**REQUEST**
Copy out each line exactly as it appears.

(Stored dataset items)

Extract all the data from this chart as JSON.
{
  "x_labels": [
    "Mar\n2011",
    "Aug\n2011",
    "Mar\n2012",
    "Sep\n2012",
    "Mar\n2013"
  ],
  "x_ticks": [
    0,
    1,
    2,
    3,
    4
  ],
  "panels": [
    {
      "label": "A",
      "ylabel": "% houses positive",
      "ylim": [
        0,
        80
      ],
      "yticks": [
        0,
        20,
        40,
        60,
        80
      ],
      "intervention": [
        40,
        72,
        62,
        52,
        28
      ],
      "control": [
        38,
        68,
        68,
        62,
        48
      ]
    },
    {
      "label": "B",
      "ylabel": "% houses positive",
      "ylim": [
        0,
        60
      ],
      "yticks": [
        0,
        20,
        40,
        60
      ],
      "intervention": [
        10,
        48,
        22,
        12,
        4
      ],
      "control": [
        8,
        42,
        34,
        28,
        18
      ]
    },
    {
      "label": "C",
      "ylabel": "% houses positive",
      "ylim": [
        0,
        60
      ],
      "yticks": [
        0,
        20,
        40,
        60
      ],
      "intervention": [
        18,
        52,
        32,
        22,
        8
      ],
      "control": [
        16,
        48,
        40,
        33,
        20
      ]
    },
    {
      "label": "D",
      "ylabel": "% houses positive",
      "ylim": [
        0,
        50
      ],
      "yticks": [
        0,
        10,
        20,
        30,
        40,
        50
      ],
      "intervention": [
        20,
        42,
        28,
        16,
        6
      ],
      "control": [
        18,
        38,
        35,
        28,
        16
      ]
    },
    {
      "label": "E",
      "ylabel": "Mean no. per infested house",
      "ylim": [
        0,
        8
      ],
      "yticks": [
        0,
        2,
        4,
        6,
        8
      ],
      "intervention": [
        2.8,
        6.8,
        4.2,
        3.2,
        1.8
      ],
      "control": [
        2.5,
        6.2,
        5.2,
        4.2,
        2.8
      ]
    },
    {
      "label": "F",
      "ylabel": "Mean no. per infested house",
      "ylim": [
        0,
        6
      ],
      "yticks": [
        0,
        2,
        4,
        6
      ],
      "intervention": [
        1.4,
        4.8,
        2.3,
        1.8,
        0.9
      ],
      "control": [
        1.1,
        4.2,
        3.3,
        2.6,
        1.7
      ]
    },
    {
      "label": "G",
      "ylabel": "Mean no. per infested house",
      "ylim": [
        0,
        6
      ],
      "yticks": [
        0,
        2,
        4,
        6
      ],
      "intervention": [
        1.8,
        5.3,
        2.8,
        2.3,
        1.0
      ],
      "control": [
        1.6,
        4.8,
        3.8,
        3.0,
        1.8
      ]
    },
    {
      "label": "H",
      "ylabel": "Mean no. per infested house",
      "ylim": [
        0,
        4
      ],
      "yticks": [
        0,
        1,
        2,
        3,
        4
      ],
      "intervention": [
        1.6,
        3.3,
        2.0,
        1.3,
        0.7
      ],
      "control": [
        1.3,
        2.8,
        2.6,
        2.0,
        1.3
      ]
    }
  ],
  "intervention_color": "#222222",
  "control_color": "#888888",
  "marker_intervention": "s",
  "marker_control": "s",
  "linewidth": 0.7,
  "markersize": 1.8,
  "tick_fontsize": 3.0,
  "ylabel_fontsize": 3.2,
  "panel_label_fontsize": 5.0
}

**FULL OUTPUT**
Extract all the data from this chart as JSON.
{
  "x_labels": [
    "Mar\n2011",
    "Aug\n2011",
    "Mar\n2012",
    "Sep\n2012",
    "Mar\n2013"
  ],
  "x_ticks": [
    0,
    1,
    2,
    3,
    4
  ],
  "panels": [
    {
      "label": "A",
      "ylabel": "% houses positive",
      "ylim": [
        0,
        80
      ],
      "yticks": [
        0,
        20,
        40,
        60,
        80
      ],
      "intervention": [
        40,
        72,
        62,
        52,
        28
      ],
      "control": [
        38,
        68,
        68,
        62,
        48
      ]
    },
    {
      "label": "B",
      "ylabel": "% houses positive",
      "ylim": [
        0,
        60
      ],
      "yticks": [
        0,
        20,
        40,
        60
      ],
      "intervention": [
        10,
        48,
        22,
        12,
        4
      ],
      "control": [
        8,
        42,
        34,
        28,
        18
      ]
    },
    {
      "label": "C",
      "ylabel": "% houses positive",
      "ylim": [
        0,
        60
      ],
      "yticks": [
        0,
        20,
        40,
        60
      ],
      "intervention": [
        18,
        52,
        32,
        22,
        8
      ],
      "control": [
        16,
        48,
        40,
        33,
        20
      ]
    },
    {
      "label": "D",
      "ylabel": "% houses positive",
      "ylim": [
        0,
        50
      ],
      "yticks": [
        0,
        10,
        20,
        30,
        40,
        50
      ],
      "intervention": [
        20,
        42,
        28,
        16,
        6
      ],
      "control": [
        18,
        38,
        35,
        28,
        16
      ]
    },
    {
      "label": "E",
      "ylabel": "Mean no. per infested house",
      "ylim": [
        0,
        8
      ],
      "yticks": [
        0,
        2,
        4,
        6,
        8
      ],
      "intervention": [
        2.8,
        6.8,
        4.2,
        3.2,
        1.8
      ],
      "control": [
        2.5,
        6.2,
        5.2,
        4.2,
        2.8
      ]
    },
    {
      "label": "F",
      "ylabel": "Mean no. per infested house",
      "ylim": [
        0,
        6
      ],
      "yticks": [
        0,
        2,
        4,
        6
      ],
      "intervention": [
        1.4,
        4.8,
        2.3,
        1.8,
        0.9
      ],
      "control": [
        1.1,
        4.2,
        3.3,
        2.6,
        1.7
      ]
    },
    {
      "label": "G",
      "ylabel": "Mean no. per infested house",
      "ylim": [
        0,
        6
      ],
      "yticks": [
        0,
        2,
        4,
        6
      ],
      "intervention": [
        1.8,
        5.3,
        2.8,
        2.3,
        1.0
      ],
      "control": [
        1.6,
        4.8,
        3.8,
        3.0,
        1.8
      ]
    },
    {
      "label": "H",
      "ylabel": "Mean no. per infested house",
      "ylim": [
        0,
        4
      ],
      "yticks": [
        0,
        1,
        2,
        3,
        4
      ],
      "intervention": [
        1.6,
        3.3,
        2.0,
        1.3,
        0.7
      ],
      "control": [
        1.3,
        2.8,
        2.6,
        2.0,
        1.3
      ]
    }
  ],
  "intervention_color": "#222222",
  "control_color": "#888888",
  "marker_intervention": "s",
  "marker_control": "s",
  "linewidth": 0.7,
  "markersize": 1.8,
  "tick_fontsize": 3.0,
  "ylabel_fontsize": 3.2,
  "panel_label_fontsize": 5.0
}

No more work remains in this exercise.